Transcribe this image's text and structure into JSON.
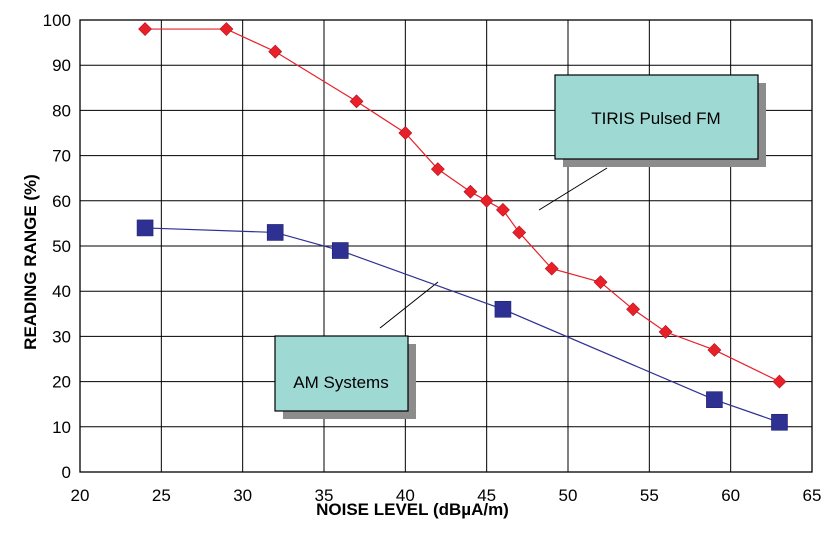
{
  "chart_data": {
    "type": "line",
    "xlabel": "NOISE LEVEL (dBµA/m)",
    "ylabel": "READING RANGE (%)",
    "xlim": [
      20,
      65
    ],
    "ylim": [
      0,
      100
    ],
    "x_ticks": [
      20,
      25,
      30,
      35,
      40,
      45,
      50,
      55,
      60,
      65
    ],
    "y_ticks": [
      0,
      10,
      20,
      30,
      40,
      50,
      60,
      70,
      80,
      90,
      100
    ],
    "grid": true,
    "series": [
      {
        "name": "TIRIS Pulsed FM",
        "color": "#e8202a",
        "marker": "diamond",
        "points": [
          [
            24,
            98
          ],
          [
            29,
            98
          ],
          [
            32,
            93
          ],
          [
            37,
            82
          ],
          [
            40,
            75
          ],
          [
            42,
            67
          ],
          [
            44,
            62
          ],
          [
            45,
            60
          ],
          [
            46,
            58
          ],
          [
            47,
            53
          ],
          [
            49,
            45
          ],
          [
            52,
            42
          ],
          [
            54,
            36
          ],
          [
            56,
            31
          ],
          [
            59,
            27
          ],
          [
            63,
            20
          ]
        ]
      },
      {
        "name": "AM Systems",
        "color": "#2e3192",
        "marker": "square",
        "points": [
          [
            24,
            54
          ],
          [
            32,
            53
          ],
          [
            36,
            49
          ],
          [
            46,
            36
          ],
          [
            59,
            16
          ],
          [
            63,
            11
          ]
        ]
      }
    ],
    "callout_color": "#9fd9d4"
  }
}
▬▬▬▬▬▬
### Set task
Among the entries, how many lines include the word "name"? Answer with a single number and nothing further.

### Result below
2